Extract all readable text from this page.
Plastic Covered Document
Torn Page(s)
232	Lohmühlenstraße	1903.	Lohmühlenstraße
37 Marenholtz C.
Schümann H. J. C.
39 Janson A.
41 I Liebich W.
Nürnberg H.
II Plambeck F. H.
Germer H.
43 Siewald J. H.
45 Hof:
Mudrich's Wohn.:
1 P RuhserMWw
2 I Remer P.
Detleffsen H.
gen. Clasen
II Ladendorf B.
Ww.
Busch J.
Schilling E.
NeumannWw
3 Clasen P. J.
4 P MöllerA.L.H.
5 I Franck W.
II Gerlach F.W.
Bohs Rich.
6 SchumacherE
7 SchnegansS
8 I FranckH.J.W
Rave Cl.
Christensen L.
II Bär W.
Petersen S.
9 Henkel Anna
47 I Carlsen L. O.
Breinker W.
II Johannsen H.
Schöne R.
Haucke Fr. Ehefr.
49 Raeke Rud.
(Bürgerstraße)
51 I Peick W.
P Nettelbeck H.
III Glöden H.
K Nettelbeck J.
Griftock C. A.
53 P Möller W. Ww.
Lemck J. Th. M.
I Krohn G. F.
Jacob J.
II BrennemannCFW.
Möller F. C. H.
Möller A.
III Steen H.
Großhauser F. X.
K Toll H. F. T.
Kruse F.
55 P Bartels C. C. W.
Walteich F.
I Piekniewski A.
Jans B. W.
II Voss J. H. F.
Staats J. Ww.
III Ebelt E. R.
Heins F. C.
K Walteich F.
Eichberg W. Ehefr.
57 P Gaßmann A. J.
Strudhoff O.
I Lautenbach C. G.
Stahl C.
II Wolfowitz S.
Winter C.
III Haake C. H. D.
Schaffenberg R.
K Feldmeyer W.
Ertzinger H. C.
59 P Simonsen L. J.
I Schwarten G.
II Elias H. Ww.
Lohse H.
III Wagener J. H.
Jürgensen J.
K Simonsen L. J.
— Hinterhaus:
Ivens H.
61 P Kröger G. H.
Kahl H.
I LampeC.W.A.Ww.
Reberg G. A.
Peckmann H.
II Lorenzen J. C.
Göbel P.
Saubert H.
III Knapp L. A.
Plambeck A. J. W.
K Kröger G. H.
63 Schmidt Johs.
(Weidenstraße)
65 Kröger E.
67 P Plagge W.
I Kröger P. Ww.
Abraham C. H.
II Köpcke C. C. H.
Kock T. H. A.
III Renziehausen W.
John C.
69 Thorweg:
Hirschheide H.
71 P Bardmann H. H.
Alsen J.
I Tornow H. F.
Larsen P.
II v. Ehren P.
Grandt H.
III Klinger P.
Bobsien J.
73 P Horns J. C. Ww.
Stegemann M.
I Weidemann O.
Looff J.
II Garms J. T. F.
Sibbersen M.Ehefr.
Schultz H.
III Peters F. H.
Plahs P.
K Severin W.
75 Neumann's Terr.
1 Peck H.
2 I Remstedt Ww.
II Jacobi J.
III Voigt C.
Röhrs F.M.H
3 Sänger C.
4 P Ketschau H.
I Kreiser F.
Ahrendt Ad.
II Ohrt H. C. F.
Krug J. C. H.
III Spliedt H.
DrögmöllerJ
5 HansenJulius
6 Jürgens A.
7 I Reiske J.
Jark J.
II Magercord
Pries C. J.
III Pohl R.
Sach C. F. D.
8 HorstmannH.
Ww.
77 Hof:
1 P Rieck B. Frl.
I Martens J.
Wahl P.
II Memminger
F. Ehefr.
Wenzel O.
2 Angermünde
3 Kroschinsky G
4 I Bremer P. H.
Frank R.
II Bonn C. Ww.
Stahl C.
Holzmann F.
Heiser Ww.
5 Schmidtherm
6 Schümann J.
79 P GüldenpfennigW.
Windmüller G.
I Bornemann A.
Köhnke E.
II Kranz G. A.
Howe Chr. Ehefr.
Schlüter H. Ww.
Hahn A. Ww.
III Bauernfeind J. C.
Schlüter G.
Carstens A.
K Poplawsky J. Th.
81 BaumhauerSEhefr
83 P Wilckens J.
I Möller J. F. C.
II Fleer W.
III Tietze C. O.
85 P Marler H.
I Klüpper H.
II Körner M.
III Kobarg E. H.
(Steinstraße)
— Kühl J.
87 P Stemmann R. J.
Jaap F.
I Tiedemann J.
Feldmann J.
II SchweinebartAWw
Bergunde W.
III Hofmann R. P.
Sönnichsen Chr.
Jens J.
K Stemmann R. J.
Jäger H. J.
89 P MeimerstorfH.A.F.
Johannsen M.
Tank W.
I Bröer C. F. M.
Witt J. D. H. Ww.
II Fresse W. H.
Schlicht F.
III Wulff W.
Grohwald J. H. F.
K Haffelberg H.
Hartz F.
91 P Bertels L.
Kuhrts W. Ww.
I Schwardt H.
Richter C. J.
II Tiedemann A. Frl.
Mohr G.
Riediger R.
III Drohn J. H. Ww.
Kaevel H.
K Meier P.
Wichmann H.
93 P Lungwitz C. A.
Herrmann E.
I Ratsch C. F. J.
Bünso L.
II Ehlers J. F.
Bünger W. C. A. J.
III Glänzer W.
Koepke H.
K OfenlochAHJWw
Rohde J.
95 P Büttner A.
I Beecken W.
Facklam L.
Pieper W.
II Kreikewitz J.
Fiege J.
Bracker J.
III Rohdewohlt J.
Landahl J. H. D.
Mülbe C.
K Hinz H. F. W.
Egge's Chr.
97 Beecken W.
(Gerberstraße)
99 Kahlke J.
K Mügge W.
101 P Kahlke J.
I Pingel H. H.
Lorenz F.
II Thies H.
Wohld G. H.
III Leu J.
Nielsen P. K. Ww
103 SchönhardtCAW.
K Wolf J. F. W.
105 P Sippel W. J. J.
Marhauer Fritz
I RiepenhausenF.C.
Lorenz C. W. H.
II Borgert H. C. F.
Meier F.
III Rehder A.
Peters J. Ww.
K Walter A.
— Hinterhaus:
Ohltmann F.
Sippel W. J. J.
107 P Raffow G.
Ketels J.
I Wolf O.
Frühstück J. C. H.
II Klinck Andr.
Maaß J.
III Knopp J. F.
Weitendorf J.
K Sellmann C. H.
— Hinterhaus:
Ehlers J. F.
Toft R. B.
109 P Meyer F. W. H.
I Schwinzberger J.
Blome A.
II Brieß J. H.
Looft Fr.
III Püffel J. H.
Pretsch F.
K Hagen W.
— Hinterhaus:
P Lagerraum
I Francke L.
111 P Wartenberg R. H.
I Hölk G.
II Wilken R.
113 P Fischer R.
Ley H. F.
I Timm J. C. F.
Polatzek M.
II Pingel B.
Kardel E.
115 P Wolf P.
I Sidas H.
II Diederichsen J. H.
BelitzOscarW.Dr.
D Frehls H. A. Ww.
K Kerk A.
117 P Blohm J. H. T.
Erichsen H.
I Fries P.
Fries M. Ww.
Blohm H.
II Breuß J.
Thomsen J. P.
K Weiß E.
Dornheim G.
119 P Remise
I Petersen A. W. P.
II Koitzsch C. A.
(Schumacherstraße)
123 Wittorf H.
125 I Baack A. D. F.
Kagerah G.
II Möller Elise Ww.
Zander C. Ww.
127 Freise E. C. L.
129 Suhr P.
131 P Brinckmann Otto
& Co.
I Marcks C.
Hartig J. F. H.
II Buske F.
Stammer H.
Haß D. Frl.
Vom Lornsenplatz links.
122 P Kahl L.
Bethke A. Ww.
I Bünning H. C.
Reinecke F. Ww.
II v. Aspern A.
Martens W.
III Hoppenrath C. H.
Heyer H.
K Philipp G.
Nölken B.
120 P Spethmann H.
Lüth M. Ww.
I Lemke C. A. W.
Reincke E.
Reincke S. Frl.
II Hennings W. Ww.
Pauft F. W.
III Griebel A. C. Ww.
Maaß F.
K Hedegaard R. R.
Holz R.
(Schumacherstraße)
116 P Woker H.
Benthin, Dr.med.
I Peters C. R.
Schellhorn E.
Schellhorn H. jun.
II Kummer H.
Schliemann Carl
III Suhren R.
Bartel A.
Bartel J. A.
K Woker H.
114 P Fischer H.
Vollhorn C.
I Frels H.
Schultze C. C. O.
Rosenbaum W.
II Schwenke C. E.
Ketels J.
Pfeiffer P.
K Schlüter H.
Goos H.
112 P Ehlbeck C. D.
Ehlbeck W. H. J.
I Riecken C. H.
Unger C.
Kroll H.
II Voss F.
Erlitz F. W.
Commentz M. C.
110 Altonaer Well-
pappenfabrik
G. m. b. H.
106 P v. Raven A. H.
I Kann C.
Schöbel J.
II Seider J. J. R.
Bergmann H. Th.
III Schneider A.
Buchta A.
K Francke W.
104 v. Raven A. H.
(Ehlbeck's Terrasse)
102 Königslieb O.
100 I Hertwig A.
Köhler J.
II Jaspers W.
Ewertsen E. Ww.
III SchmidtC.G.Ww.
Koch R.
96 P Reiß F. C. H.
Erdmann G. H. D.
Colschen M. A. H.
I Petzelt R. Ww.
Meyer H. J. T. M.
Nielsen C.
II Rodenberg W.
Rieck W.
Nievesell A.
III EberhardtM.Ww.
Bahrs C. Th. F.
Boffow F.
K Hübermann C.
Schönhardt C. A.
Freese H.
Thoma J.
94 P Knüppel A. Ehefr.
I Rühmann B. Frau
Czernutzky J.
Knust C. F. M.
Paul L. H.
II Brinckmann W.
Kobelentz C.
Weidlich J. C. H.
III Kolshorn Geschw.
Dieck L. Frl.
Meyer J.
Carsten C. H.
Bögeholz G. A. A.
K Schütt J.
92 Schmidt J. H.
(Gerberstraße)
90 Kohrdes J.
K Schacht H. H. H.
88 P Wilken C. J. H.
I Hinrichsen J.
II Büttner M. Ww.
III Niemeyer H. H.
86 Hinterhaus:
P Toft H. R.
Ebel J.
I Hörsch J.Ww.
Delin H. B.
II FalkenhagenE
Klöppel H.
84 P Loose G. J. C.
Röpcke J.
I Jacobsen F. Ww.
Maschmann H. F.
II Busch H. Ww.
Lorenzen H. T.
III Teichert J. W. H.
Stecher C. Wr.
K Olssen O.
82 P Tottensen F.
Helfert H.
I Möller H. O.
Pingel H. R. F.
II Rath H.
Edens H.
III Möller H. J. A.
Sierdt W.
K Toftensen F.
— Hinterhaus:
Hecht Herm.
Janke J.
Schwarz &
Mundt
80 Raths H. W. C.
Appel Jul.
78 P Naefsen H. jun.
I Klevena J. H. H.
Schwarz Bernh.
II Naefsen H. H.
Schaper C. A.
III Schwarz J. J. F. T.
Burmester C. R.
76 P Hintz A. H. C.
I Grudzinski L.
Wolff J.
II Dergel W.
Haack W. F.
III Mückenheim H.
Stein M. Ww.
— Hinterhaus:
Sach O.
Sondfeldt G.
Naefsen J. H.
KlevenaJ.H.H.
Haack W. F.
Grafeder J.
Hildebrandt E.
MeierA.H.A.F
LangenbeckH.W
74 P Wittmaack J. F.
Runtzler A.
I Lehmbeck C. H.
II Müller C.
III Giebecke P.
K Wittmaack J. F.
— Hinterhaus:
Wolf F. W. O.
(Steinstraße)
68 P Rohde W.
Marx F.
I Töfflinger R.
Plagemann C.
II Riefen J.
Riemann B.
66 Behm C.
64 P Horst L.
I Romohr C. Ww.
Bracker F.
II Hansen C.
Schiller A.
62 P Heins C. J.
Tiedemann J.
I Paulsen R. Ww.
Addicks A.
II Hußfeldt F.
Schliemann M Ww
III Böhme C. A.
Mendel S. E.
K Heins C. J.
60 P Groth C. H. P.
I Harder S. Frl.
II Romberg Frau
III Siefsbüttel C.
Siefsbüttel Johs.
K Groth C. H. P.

**Task to complete**:
Track down every line of the material containing the string "Schlüter", and copy it.

**Written response**:
Schlüter H. Ww.
Schlüter G.
K Schlüter H.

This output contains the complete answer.